Exercise directions
Transcribe the data from the start through the line that contains "x-tick-label: 2013 [146,312,196,337]", starting at the first line and ending at that one.

Raw records

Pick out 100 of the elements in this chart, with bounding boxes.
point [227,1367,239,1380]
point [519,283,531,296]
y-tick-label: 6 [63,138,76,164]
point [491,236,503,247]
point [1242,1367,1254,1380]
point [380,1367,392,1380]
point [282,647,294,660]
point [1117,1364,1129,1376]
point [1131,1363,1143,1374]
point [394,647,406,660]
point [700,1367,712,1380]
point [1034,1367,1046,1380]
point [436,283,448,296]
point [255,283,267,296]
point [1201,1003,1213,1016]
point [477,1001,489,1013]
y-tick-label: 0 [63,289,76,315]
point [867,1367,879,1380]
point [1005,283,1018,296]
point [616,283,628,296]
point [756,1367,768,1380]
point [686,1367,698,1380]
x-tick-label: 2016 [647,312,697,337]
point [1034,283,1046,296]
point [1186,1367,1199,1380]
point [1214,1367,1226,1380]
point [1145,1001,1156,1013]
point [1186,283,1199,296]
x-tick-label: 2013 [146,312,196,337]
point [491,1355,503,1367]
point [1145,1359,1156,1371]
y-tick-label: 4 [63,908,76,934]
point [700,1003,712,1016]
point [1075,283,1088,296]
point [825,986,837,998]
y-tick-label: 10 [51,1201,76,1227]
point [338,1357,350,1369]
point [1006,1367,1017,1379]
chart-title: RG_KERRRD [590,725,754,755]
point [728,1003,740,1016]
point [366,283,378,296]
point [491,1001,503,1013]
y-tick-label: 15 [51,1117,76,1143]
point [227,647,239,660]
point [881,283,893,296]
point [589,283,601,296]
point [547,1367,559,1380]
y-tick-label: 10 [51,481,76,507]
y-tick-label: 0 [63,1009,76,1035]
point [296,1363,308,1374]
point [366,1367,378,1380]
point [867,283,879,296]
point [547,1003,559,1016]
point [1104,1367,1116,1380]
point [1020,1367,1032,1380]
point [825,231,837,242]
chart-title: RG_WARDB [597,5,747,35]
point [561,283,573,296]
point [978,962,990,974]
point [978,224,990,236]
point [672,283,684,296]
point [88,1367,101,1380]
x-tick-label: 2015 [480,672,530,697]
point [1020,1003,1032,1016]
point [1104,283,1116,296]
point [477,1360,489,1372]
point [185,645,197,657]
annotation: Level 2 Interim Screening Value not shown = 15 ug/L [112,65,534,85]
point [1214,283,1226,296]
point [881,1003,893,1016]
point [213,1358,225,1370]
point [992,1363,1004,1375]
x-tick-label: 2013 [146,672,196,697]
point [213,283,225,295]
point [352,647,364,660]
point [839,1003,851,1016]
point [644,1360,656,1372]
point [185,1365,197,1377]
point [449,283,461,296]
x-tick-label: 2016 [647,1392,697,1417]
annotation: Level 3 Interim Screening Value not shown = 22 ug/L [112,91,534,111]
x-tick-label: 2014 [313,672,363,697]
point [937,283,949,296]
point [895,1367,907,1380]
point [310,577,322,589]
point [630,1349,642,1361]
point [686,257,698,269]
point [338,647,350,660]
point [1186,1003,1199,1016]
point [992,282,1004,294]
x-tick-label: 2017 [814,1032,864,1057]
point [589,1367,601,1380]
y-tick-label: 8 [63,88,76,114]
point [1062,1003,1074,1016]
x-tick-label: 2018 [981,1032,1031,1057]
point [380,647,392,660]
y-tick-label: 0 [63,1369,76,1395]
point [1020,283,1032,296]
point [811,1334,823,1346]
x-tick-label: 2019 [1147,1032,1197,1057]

Solution
Pick out 100 of the elements in this chart, with bounding boxes.
point [227,1367,239,1380]
point [519,283,531,296]
y-tick-label: 6 [63,138,76,164]
point [491,236,503,247]
point [1242,1367,1254,1380]
point [380,1367,392,1380]
point [282,647,294,660]
point [1117,1364,1129,1376]
point [1131,1363,1143,1374]
point [394,647,406,660]
point [700,1367,712,1380]
point [1034,1367,1046,1380]
point [436,283,448,296]
point [255,283,267,296]
point [1201,1003,1213,1016]
point [477,1001,489,1013]
y-tick-label: 0 [63,289,76,315]
point [867,1367,879,1380]
point [1005,283,1018,296]
point [616,283,628,296]
point [756,1367,768,1380]
point [686,1367,698,1380]
x-tick-label: 2016 [647,312,697,337]
point [1034,283,1046,296]
point [1186,1367,1199,1380]
point [1214,1367,1226,1380]
point [1145,1001,1156,1013]
point [1186,283,1199,296]
x-tick-label: 2013 [146,312,196,337]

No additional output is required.